◆ SUPPLIED INFORMATION ◆
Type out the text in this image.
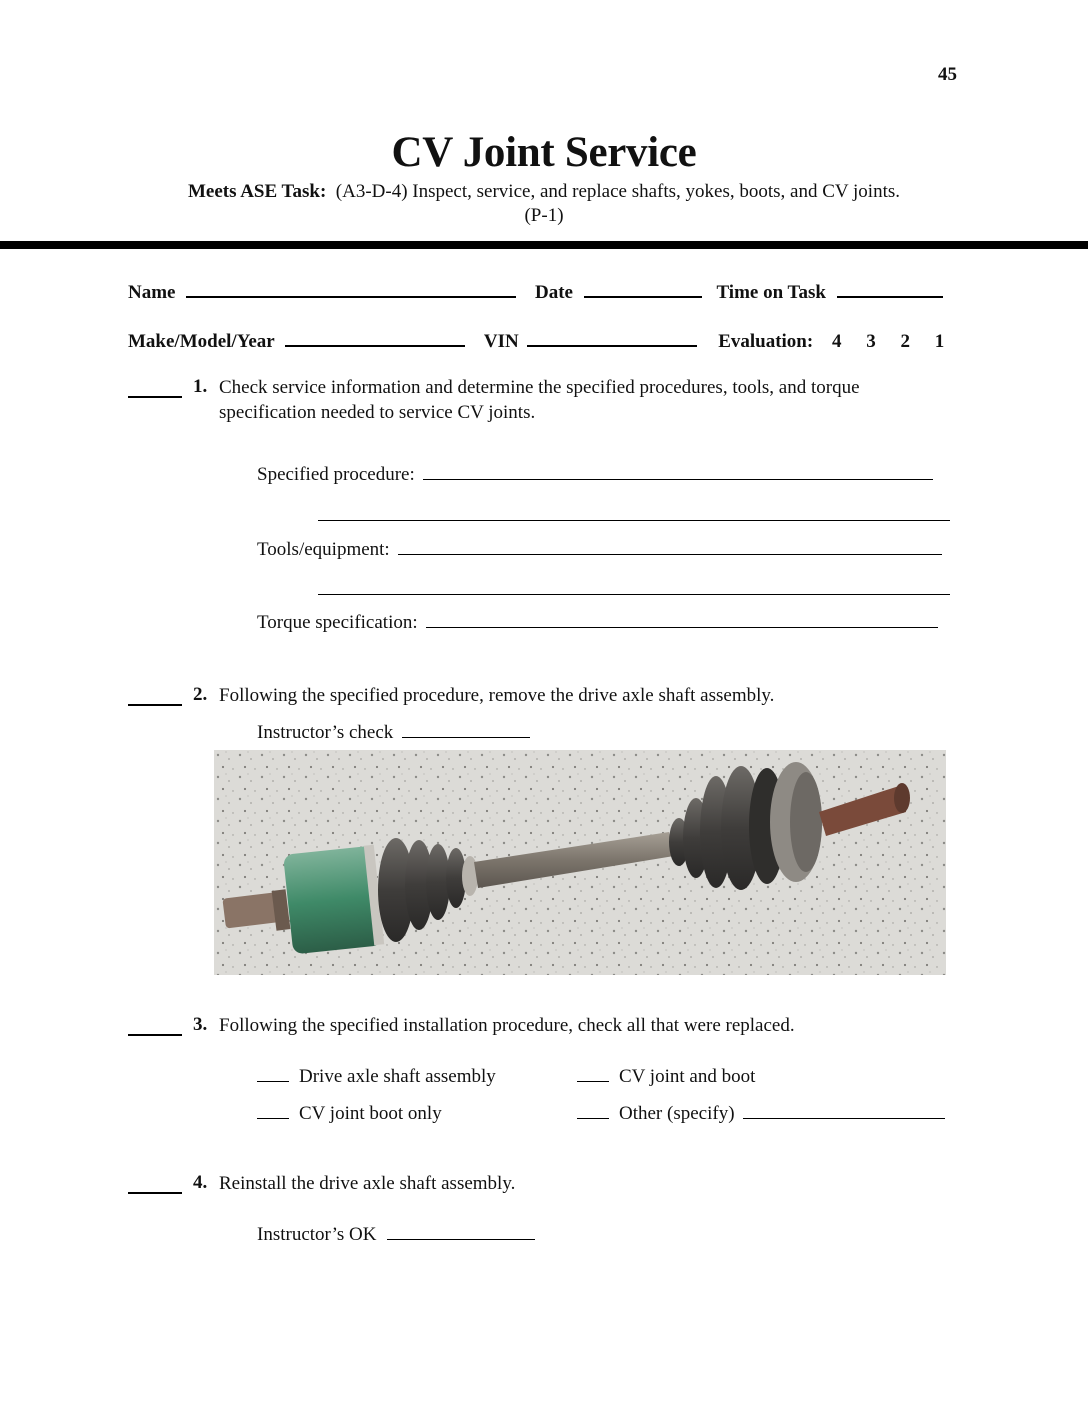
45
CV Joint Service
Meets ASE Task: (A3-D-4) Inspect, service, and replace shafts, yokes, boots, and CV joints.
(P-1)
Name	Date	Time on Task
Make/Model/Year	VIN	Evaluation: 4 3 2 1
1. Check service information and determine the specified procedures, tools, and torque
specification needed to service CV joints.
Specified procedure:
Tools/equipment:
Torque specification:
2. Following the specified procedure, remove the drive axle shaft assembly.
Instructor’s check
3. Following the specified installation procedure, check all that were replaced.
Drive axle shaft assembly	CV joint and boot
CV joint boot only	Other (specify)
4. Reinstall the drive axle shaft assembly.
Instructor’s OK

◆ REQUIREMENTS ◆
In the records above, locate every line with the string "Following" and copy it.

◆ RESULT OF THE EXERCISE ◆
2. Following the specified procedure, remove the drive axle shaft assembly.
3. Following the specified installation procedure, check all that were replaced.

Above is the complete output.